> [Material for the task]:
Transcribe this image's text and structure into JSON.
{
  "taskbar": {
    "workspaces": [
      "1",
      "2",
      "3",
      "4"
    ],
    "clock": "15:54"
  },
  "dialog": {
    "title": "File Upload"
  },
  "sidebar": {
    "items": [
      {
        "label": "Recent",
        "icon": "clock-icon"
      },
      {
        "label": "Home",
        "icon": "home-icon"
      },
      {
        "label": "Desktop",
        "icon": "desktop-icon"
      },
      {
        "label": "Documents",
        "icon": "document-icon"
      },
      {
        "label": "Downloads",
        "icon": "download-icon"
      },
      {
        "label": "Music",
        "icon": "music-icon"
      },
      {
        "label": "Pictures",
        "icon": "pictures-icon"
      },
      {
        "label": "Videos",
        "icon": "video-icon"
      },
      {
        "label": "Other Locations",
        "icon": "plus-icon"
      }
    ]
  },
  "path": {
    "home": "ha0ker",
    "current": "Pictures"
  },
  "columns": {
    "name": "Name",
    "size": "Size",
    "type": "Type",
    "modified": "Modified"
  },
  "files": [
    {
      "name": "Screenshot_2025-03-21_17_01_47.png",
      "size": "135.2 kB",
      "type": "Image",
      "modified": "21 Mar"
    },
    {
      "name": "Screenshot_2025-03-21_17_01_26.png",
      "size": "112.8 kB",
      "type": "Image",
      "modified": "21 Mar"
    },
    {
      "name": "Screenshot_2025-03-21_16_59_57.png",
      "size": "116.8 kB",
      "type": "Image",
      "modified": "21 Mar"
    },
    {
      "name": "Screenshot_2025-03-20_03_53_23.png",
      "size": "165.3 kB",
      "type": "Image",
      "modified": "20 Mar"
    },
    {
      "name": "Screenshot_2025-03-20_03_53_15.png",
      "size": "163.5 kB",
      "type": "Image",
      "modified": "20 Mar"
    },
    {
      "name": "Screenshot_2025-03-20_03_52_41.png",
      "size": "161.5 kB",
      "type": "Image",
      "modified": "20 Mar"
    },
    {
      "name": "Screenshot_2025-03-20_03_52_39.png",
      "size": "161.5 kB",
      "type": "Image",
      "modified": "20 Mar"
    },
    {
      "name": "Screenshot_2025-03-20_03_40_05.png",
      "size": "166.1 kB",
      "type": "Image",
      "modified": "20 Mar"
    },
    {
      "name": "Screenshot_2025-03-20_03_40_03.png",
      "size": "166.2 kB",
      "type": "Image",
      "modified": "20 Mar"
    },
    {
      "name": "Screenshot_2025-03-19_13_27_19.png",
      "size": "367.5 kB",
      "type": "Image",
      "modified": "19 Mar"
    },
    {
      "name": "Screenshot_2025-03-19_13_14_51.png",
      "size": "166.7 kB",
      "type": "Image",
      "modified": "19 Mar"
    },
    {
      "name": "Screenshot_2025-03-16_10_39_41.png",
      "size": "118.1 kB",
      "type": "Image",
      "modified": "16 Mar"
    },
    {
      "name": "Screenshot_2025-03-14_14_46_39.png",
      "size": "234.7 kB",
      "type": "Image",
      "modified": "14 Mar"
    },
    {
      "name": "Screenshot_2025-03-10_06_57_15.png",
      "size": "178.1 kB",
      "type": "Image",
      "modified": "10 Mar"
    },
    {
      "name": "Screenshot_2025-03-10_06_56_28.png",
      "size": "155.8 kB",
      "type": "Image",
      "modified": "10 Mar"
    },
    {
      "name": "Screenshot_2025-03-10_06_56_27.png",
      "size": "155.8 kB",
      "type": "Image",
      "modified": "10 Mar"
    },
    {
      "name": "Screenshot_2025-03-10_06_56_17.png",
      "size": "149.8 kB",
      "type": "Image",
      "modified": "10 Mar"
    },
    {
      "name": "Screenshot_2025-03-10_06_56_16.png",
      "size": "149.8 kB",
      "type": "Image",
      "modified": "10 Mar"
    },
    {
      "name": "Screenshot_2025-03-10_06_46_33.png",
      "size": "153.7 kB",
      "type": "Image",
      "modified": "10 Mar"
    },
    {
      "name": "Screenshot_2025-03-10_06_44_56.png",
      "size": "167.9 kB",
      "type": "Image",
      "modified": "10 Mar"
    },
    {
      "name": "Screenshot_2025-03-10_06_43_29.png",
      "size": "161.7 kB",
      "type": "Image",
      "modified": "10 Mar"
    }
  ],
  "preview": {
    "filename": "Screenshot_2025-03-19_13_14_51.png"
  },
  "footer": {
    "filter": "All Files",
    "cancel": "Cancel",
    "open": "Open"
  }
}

> [What the task requires]: Extract all of the data shown above and repeat it verbatim.

> [Full solution]:
Transcribe this image's text and structure into JSON.
{
  "taskbar": {
    "workspaces": [
      "1",
      "2",
      "3",
      "4"
    ],
    "clock": "15:54"
  },
  "dialog": {
    "title": "File Upload"
  },
  "sidebar": {
    "items": [
      {
        "label": "Recent",
        "icon": "clock-icon"
      },
      {
        "label": "Home",
        "icon": "home-icon"
      },
      {
        "label": "Desktop",
        "icon": "desktop-icon"
      },
      {
        "label": "Documents",
        "icon": "document-icon"
      },
      {
        "label": "Downloads",
        "icon": "download-icon"
      },
      {
        "label": "Music",
        "icon": "music-icon"
      },
      {
        "label": "Pictures",
        "icon": "pictures-icon"
      },
      {
        "label": "Videos",
        "icon": "video-icon"
      },
      {
        "label": "Other Locations",
        "icon": "plus-icon"
      }
    ]
  },
  "path": {
    "home": "ha0ker",
    "current": "Pictures"
  },
  "columns": {
    "name": "Name",
    "size": "Size",
    "type": "Type",
    "modified": "Modified"
  },
  "files": [
    {
      "name": "Screenshot_2025-03-21_17_01_47.png",
      "size": "135.2 kB",
      "type": "Image",
      "modified": "21 Mar"
    },
    {
      "name": "Screenshot_2025-03-21_17_01_26.png",
      "size": "112.8 kB",
      "type": "Image",
      "modified": "21 Mar"
    },
    {
      "name": "Screenshot_2025-03-21_16_59_57.png",
      "size": "116.8 kB",
      "type": "Image",
      "modified": "21 Mar"
    },
    {
      "name": "Screenshot_2025-03-20_03_53_23.png",
      "size": "165.3 kB",
      "type": "Image",
      "modified": "20 Mar"
    },
    {
      "name": "Screenshot_2025-03-20_03_53_15.png",
      "size": "163.5 kB",
      "type": "Image",
      "modified": "20 Mar"
    },
    {
      "name": "Screenshot_2025-03-20_03_52_41.png",
      "size": "161.5 kB",
      "type": "Image",
      "modified": "20 Mar"
    },
    {
      "name": "Screenshot_2025-03-20_03_52_39.png",
      "size": "161.5 kB",
      "type": "Image",
      "modified": "20 Mar"
    },
    {
      "name": "Screenshot_2025-03-20_03_40_05.png",
      "size": "166.1 kB",
      "type": "Image",
      "modified": "20 Mar"
    },
    {
      "name": "Screenshot_2025-03-20_03_40_03.png",
      "size": "166.2 kB",
      "type": "Image",
      "modified": "20 Mar"
    },
    {
      "name": "Screenshot_2025-03-19_13_27_19.png",
      "size": "367.5 kB",
      "type": "Image",
      "modified": "19 Mar"
    },
    {
      "name": "Screenshot_2025-03-19_13_14_51.png",
      "size": "166.7 kB",
      "type": "Image",
      "modified": "19 Mar"
    },
    {
      "name": "Screenshot_2025-03-16_10_39_41.png",
      "size": "118.1 kB",
      "type": "Image",
      "modified": "16 Mar"
    },
    {
      "name": "Screenshot_2025-03-14_14_46_39.png",
      "size": "234.7 kB",
      "type": "Image",
      "modified": "14 Mar"
    },
    {
      "name": "Screenshot_2025-03-10_06_57_15.png",
      "size": "178.1 kB",
      "type": "Image",
      "modified": "10 Mar"
    },
    {
      "name": "Screenshot_2025-03-10_06_56_28.png",
      "size": "155.8 kB",
      "type": "Image",
      "modified": "10 Mar"
    },
    {
      "name": "Screenshot_2025-03-10_06_56_27.png",
      "size": "155.8 kB",
      "type": "Image",
      "modified": "10 Mar"
    },
    {
      "name": "Screenshot_2025-03-10_06_56_17.png",
      "size": "149.8 kB",
      "type": "Image",
      "modified": "10 Mar"
    },
    {
      "name": "Screenshot_2025-03-10_06_56_16.png",
      "size": "149.8 kB",
      "type": "Image",
      "modified": "10 Mar"
    },
    {
      "name": "Screenshot_2025-03-10_06_46_33.png",
      "size": "153.7 kB",
      "type": "Image",
      "modified": "10 Mar"
    },
    {
      "name": "Screenshot_2025-03-10_06_44_56.png",
      "size": "167.9 kB",
      "type": "Image",
      "modified": "10 Mar"
    },
    {
      "name": "Screenshot_2025-03-10_06_43_29.png",
      "size": "161.7 kB",
      "type": "Image",
      "modified": "10 Mar"
    }
  ],
  "preview": {
    "filename": "Screenshot_2025-03-19_13_14_51.png"
  },
  "footer": {
    "filter": "All Files",
    "cancel": "Cancel",
    "open": "Open"
  }
}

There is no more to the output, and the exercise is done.